--- Start Records supplied ---
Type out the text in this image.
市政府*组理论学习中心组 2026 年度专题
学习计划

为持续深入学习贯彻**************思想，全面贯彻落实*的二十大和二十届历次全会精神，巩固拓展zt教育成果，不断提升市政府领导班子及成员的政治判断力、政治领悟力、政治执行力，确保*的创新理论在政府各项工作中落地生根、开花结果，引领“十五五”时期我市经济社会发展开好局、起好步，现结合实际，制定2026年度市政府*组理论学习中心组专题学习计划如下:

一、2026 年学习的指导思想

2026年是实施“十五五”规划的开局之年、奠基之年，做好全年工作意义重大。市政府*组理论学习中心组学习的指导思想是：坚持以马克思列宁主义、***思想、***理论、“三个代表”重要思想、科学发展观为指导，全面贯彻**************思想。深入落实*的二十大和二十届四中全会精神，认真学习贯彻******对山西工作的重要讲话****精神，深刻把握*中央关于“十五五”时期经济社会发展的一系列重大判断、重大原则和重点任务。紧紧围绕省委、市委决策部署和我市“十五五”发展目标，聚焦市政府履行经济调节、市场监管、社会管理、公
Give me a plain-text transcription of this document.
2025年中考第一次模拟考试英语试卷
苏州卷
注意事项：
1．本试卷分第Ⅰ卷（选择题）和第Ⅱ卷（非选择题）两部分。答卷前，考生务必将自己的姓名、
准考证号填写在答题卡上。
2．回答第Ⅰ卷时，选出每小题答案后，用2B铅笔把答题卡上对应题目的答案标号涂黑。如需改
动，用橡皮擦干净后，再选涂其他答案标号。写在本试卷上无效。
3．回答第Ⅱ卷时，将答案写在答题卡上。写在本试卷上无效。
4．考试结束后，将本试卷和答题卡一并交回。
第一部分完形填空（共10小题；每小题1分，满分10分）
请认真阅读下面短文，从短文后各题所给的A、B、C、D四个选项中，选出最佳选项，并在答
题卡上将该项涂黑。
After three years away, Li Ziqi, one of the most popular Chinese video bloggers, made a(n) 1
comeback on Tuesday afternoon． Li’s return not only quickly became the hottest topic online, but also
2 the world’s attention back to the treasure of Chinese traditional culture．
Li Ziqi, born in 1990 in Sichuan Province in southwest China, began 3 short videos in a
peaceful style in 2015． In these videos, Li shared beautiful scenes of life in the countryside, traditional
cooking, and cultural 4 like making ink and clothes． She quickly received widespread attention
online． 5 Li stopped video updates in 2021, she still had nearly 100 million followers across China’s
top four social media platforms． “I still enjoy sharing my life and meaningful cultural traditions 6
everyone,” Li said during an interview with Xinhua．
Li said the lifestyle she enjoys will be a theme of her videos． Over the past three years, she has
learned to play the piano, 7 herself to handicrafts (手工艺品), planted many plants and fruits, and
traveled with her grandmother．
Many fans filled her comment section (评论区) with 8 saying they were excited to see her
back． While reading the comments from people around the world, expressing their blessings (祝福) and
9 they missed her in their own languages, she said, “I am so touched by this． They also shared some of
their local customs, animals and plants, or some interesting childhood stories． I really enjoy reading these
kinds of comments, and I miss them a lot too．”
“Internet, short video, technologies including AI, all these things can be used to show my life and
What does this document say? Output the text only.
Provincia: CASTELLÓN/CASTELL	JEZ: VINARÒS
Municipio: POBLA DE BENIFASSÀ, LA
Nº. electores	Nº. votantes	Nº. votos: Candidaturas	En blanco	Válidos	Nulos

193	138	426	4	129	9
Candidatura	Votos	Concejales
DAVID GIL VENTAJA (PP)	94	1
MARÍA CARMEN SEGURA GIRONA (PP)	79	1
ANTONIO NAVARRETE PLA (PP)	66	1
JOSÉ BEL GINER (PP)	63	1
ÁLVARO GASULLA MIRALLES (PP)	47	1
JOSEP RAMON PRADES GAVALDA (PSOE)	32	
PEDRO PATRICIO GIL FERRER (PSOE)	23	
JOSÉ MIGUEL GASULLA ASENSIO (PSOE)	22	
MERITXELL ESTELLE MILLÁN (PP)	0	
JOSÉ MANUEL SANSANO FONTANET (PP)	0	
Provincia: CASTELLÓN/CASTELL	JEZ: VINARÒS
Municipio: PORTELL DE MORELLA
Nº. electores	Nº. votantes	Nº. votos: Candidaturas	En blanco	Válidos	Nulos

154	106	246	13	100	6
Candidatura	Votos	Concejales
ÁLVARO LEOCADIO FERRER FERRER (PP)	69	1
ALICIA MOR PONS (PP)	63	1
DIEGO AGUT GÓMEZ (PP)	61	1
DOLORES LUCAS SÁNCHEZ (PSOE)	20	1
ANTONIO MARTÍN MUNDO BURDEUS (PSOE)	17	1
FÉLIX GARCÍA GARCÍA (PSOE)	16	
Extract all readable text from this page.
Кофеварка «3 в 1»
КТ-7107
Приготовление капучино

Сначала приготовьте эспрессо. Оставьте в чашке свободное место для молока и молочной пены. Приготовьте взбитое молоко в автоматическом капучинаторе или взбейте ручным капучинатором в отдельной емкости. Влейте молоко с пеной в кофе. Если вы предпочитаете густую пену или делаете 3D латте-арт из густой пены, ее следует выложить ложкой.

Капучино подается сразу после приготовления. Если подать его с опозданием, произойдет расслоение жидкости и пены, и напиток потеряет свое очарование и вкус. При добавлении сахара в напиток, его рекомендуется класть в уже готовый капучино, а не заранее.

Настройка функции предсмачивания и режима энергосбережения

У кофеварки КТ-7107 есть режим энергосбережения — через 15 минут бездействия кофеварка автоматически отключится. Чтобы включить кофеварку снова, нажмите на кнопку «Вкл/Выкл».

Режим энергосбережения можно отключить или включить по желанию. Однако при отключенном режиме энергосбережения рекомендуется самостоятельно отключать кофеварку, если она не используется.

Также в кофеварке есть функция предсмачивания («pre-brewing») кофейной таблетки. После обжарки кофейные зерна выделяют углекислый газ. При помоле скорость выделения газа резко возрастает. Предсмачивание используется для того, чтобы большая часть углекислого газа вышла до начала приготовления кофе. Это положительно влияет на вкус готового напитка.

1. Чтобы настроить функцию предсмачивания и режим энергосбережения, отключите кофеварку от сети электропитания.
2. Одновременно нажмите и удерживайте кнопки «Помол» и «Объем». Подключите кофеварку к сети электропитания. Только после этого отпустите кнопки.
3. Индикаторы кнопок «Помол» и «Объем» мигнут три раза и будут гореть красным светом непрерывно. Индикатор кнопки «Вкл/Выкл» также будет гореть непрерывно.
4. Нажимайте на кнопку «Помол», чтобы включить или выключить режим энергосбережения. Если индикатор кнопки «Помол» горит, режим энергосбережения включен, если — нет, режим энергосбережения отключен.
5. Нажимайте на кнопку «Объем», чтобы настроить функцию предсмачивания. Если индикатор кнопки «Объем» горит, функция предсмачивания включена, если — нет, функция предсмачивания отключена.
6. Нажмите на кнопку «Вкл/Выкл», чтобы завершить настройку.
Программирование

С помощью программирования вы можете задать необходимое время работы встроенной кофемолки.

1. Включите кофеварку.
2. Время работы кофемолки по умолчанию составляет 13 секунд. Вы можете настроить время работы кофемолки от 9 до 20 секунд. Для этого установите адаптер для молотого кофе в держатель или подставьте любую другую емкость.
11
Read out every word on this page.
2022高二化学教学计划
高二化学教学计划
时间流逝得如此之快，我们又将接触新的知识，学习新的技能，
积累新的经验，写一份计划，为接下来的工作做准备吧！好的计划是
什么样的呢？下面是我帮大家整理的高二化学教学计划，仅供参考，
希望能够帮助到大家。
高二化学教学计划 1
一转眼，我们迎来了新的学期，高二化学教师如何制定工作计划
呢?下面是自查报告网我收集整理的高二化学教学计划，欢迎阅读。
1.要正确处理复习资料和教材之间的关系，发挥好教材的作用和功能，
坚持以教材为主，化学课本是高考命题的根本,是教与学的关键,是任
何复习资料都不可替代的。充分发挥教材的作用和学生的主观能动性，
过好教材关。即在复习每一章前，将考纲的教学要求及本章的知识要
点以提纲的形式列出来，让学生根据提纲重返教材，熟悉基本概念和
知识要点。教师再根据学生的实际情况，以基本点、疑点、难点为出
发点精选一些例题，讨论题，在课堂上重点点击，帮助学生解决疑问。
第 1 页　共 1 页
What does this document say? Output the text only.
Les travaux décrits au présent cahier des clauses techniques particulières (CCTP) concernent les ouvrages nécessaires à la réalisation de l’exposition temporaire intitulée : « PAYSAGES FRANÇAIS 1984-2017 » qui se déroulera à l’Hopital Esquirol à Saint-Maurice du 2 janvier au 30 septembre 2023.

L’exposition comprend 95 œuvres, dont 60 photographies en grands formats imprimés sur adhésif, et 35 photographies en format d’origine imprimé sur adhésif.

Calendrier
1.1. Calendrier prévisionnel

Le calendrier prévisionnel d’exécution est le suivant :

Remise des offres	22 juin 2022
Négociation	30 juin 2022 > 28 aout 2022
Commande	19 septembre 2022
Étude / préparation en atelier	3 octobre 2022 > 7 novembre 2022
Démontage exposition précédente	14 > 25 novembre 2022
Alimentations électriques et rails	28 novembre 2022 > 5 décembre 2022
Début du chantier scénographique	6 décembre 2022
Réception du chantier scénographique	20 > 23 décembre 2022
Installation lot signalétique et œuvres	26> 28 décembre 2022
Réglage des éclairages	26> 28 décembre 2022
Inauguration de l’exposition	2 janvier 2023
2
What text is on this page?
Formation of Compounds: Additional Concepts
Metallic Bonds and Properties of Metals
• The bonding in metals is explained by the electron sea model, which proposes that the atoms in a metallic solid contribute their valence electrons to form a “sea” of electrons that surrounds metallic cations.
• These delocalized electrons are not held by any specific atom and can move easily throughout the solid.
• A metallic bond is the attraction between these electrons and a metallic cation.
--- End Records supplied ---
Filter out all lines lacking the word "world" and copy the rest.

:: Response for this exercise ::
2 the world’s attention back to the treasure of Chinese traditional culture．
back． While reading the comments from people around the world, expressing their blessings (祝福) and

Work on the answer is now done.